→ **WHAT YOU NEED TO DO**: In the material below, count the lines with the word "Weekly" and state that number only.

***** MATERIAL PROVIDED *****

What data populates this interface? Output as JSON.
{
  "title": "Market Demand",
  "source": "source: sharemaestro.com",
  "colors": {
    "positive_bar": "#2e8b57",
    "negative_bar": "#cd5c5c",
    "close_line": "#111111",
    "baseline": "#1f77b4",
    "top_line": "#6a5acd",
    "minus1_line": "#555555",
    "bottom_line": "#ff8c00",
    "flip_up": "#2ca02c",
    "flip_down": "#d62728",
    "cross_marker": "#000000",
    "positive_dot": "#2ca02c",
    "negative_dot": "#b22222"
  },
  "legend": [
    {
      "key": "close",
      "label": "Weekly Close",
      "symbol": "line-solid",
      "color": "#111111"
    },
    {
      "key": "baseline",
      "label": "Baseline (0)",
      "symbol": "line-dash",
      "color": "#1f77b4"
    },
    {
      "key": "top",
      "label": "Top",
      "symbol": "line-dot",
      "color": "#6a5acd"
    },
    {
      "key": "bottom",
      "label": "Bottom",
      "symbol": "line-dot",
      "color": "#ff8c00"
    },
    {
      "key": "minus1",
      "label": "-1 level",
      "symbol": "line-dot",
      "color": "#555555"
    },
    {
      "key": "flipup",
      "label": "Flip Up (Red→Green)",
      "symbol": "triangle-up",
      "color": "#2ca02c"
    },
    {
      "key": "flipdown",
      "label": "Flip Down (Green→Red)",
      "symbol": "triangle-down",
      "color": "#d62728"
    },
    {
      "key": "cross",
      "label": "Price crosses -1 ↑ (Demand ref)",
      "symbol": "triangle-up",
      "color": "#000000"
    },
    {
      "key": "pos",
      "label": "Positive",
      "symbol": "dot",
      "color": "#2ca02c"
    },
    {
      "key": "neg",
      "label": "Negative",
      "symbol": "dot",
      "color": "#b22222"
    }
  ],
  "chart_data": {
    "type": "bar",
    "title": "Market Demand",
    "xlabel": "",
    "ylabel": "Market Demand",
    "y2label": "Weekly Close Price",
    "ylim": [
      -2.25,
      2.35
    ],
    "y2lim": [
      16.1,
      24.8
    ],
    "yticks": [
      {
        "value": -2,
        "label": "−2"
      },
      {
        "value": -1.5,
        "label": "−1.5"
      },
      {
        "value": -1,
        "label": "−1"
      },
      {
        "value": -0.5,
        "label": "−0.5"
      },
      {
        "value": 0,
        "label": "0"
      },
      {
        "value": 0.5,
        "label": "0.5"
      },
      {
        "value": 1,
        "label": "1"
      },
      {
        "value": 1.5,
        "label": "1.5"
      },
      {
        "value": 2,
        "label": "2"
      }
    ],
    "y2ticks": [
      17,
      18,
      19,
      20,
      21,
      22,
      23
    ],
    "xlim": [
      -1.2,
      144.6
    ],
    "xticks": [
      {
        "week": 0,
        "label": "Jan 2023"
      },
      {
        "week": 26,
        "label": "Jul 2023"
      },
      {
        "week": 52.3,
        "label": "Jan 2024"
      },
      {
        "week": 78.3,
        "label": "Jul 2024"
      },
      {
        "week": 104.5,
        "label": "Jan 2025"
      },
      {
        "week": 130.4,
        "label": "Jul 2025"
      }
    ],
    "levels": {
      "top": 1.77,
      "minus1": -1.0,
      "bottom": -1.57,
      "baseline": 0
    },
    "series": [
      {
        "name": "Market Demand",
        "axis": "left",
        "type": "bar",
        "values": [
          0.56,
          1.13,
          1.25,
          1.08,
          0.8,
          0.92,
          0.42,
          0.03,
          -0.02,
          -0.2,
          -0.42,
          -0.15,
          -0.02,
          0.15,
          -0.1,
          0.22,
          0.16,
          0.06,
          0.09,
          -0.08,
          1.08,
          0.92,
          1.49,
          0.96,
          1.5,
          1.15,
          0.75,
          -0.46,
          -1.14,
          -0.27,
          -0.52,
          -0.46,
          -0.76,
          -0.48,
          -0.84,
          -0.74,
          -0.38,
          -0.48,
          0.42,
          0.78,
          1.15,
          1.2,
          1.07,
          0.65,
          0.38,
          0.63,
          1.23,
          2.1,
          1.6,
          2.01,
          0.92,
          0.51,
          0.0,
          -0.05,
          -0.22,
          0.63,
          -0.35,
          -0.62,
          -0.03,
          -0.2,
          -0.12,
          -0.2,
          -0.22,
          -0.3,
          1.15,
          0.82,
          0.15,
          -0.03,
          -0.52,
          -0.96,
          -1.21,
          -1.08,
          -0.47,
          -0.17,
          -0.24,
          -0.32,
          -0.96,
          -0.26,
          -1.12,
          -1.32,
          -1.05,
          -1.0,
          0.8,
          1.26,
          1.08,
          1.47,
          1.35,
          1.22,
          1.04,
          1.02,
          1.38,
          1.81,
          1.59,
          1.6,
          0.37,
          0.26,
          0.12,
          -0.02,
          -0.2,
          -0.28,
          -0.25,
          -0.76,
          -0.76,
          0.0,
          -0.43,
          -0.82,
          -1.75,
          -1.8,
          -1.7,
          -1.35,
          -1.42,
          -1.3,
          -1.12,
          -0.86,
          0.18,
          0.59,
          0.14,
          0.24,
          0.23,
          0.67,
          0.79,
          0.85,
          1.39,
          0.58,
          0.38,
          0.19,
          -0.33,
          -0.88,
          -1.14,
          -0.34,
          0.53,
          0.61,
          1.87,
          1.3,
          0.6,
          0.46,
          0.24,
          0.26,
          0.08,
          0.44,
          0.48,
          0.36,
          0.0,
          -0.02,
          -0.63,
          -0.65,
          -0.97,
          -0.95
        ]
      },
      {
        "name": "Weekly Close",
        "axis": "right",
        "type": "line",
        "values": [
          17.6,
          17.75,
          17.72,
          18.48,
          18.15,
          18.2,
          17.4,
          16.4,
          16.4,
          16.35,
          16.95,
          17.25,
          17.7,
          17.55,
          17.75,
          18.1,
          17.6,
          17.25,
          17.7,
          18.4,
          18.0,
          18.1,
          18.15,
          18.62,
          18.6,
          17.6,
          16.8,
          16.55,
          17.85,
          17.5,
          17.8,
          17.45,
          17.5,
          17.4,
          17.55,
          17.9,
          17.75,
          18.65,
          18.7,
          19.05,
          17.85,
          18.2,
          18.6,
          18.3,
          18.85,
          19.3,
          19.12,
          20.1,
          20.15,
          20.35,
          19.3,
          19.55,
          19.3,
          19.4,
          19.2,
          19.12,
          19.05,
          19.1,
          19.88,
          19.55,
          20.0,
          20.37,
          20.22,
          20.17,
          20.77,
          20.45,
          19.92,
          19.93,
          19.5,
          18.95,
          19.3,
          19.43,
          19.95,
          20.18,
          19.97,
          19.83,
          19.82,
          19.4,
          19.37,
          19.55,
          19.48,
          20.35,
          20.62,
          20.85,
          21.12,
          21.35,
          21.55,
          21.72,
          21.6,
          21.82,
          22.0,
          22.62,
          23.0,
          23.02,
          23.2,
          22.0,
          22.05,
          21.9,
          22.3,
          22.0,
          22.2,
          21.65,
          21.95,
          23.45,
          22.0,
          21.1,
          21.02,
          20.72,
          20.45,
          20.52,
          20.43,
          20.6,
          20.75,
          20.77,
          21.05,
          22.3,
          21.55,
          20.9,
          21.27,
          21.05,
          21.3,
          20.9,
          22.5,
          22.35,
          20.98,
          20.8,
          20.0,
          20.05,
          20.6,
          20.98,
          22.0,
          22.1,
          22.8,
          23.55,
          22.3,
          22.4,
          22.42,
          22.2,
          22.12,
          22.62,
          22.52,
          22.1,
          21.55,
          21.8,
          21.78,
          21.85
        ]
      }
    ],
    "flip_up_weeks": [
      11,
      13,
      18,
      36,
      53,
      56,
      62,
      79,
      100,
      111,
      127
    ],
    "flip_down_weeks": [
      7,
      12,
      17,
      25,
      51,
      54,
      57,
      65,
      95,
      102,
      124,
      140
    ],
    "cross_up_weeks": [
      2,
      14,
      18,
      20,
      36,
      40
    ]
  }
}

*****

→ **FULL RESPONSE**: 3